— begin Materials provided —
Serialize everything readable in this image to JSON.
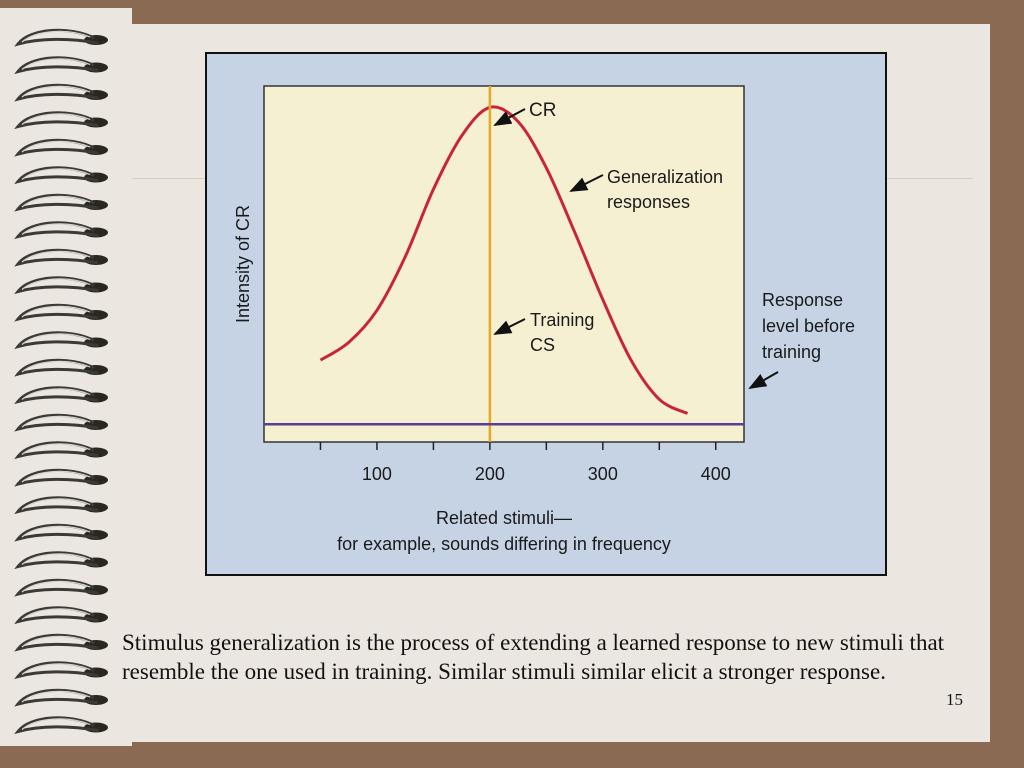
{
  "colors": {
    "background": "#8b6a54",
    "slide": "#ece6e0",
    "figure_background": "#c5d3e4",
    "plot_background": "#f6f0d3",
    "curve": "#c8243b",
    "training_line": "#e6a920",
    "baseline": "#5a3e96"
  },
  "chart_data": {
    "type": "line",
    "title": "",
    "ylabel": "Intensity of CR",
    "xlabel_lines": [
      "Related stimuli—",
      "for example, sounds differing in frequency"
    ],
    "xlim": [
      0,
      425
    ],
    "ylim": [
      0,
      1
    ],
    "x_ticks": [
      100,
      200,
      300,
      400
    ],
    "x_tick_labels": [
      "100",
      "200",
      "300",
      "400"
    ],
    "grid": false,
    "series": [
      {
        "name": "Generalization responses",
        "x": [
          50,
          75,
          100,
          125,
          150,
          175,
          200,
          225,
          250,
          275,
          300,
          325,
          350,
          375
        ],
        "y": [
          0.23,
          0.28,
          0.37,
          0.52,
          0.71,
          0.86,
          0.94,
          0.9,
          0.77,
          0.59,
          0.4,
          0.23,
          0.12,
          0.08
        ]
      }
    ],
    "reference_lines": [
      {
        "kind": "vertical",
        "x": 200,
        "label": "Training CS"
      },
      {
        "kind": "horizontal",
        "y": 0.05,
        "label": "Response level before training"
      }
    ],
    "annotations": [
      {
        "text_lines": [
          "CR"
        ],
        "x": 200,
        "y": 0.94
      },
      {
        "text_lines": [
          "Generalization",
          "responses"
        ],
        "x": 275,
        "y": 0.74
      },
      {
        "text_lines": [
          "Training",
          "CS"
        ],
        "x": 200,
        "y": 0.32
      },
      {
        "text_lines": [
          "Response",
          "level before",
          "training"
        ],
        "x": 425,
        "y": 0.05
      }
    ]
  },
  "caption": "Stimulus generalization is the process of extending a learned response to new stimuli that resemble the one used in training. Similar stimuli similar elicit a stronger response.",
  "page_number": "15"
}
— end Materials provided —
> [Direction]:
Images should not appear in the copy; retype the listing above exactly.

> [Result of this exercise]:
Serialize everything readable in this image to JSON.
{
  "colors": {
    "background": "#8b6a54",
    "slide": "#ece6e0",
    "figure_background": "#c5d3e4",
    "plot_background": "#f6f0d3",
    "curve": "#c8243b",
    "training_line": "#e6a920",
    "baseline": "#5a3e96"
  },
  "chart_data": {
    "type": "line",
    "title": "",
    "ylabel": "Intensity of CR",
    "xlabel_lines": [
      "Related stimuli—",
      "for example, sounds differing in frequency"
    ],
    "xlim": [
      0,
      425
    ],
    "ylim": [
      0,
      1
    ],
    "x_ticks": [
      100,
      200,
      300,
      400
    ],
    "x_tick_labels": [
      "100",
      "200",
      "300",
      "400"
    ],
    "grid": false,
    "series": [
      {
        "name": "Generalization responses",
        "x": [
          50,
          75,
          100,
          125,
          150,
          175,
          200,
          225,
          250,
          275,
          300,
          325,
          350,
          375
        ],
        "y": [
          0.23,
          0.28,
          0.37,
          0.52,
          0.71,
          0.86,
          0.94,
          0.9,
          0.77,
          0.59,
          0.4,
          0.23,
          0.12,
          0.08
        ]
      }
    ],
    "reference_lines": [
      {
        "kind": "vertical",
        "x": 200,
        "label": "Training CS"
      },
      {
        "kind": "horizontal",
        "y": 0.05,
        "label": "Response level before training"
      }
    ],
    "annotations": [
      {
        "text_lines": [
          "CR"
        ],
        "x": 200,
        "y": 0.94
      },
      {
        "text_lines": [
          "Generalization",
          "responses"
        ],
        "x": 275,
        "y": 0.74
      },
      {
        "text_lines": [
          "Training",
          "CS"
        ],
        "x": 200,
        "y": 0.32
      },
      {
        "text_lines": [
          "Response",
          "level before",
          "training"
        ],
        "x": 425,
        "y": 0.05
      }
    ]
  },
  "caption": "Stimulus generalization is the process of extending a learned response to new stimuli that resemble the one used in training. Similar stimuli similar elicit a stronger response.",
  "page_number": "15"
}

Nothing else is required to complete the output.